- Challenge -
Repeat every record below exactly, leaving out the pictures.

[Records contained in a dataset]
+---+

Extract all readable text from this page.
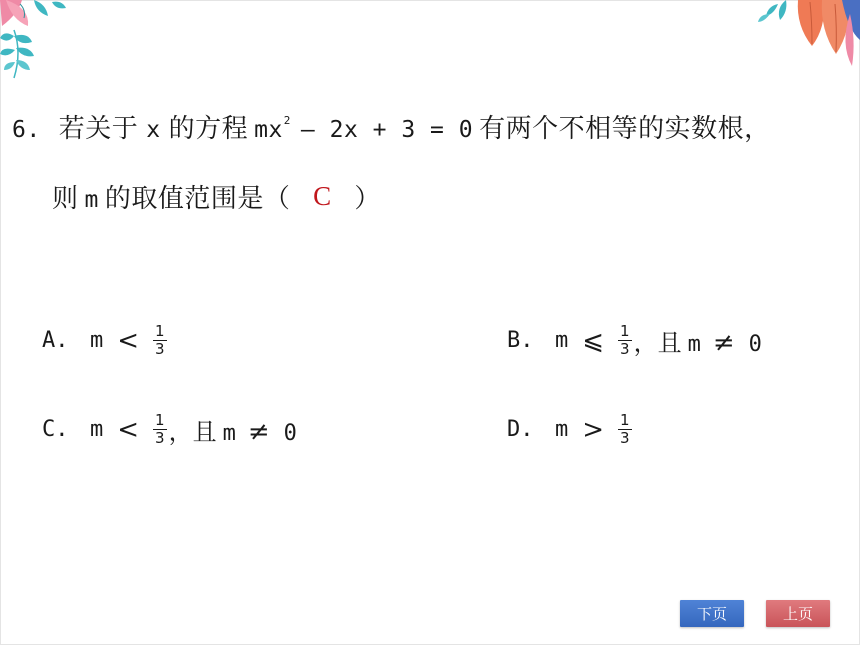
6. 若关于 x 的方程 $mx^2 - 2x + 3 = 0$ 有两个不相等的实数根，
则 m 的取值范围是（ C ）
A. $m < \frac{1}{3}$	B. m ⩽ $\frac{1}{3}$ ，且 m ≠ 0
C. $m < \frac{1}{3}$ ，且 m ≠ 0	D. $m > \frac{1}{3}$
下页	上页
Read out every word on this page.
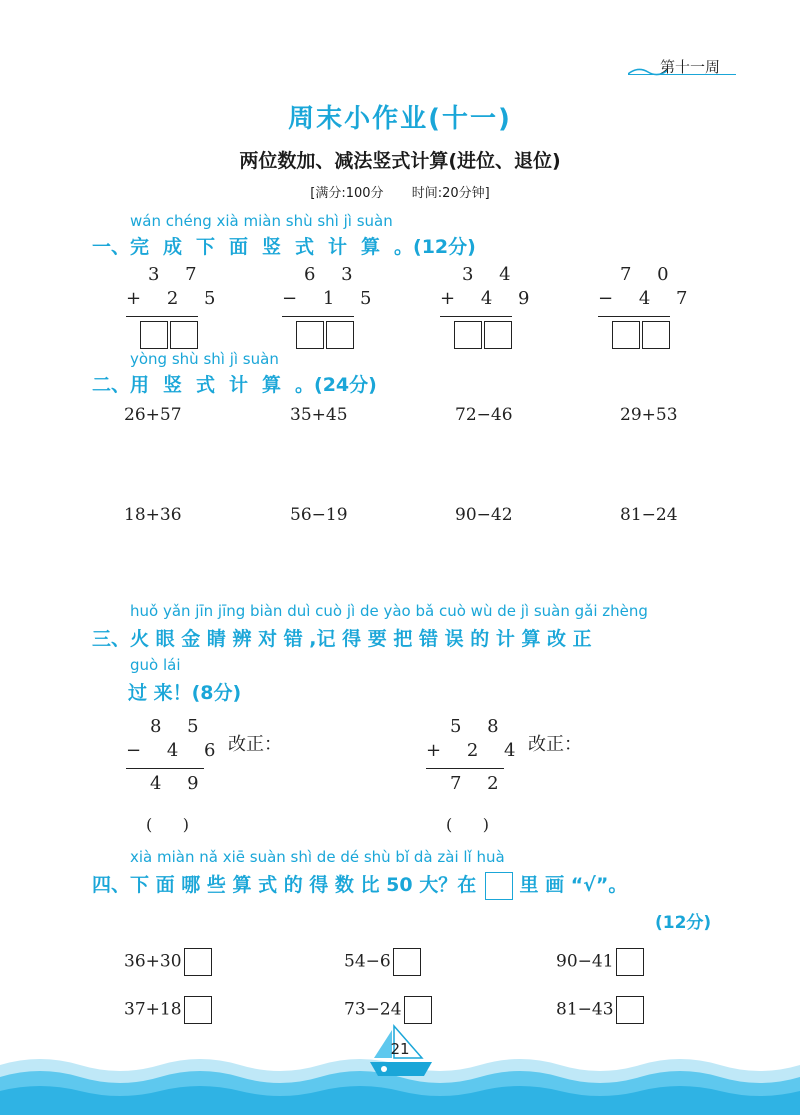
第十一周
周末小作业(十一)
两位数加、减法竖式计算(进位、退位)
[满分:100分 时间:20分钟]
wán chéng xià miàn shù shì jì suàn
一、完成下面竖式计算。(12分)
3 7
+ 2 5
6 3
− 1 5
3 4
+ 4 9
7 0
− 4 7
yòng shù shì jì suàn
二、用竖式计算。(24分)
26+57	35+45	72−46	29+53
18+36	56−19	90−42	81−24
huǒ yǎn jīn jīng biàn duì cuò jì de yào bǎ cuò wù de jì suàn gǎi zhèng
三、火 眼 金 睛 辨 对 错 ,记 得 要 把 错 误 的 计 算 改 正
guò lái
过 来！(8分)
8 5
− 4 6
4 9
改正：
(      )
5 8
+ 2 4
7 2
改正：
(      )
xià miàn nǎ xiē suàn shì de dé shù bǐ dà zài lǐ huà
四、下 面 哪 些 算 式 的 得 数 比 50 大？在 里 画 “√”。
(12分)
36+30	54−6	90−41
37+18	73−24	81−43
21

+---+

- Result of this task -
Extract all readable text from this page.
6. 若关于 x 的方程 $mx^2 - 2x + 3 = 0$ 有两个不相等的实数根，
则 m 的取值范围是（ C ）
A. $m < \frac{1}{3}$	B. m ⩽ $\frac{1}{3}$ ，且 m ≠ 0
C. $m < \frac{1}{3}$ ，且 m ≠ 0	D. $m > \frac{1}{3}$
下页	上页
Read out every word on this page.
第十一周
周末小作业(十一)
两位数加、减法竖式计算(进位、退位)
[满分:100分 时间:20分钟]
wán chéng xià miàn shù shì jì suàn
一、完成下面竖式计算。(12分)
3 7
+ 2 5
6 3
− 1 5
3 4
+ 4 9
7 0
− 4 7
yòng shù shì jì suàn
二、用竖式计算。(24分)
26+57	35+45	72−46	29+53
18+36	56−19	90−42	81−24
huǒ yǎn jīn jīng biàn duì cuò jì de yào bǎ cuò wù de jì suàn gǎi zhèng
三、火 眼 金 睛 辨 对 错 ,记 得 要 把 错 误 的 计 算 改 正
guò lái
过 来！(8分)
8 5
− 4 6
4 9
改正：
(      )
5 8
+ 2 4
7 2
改正：
(      )
xià miàn nǎ xiē suàn shì de dé shù bǐ dà zài lǐ huà
四、下 面 哪 些 算 式 的 得 数 比 50 大？在 里 画 “√”。
(12分)
36+30	54−6	90−41
37+18	73−24	81−43
21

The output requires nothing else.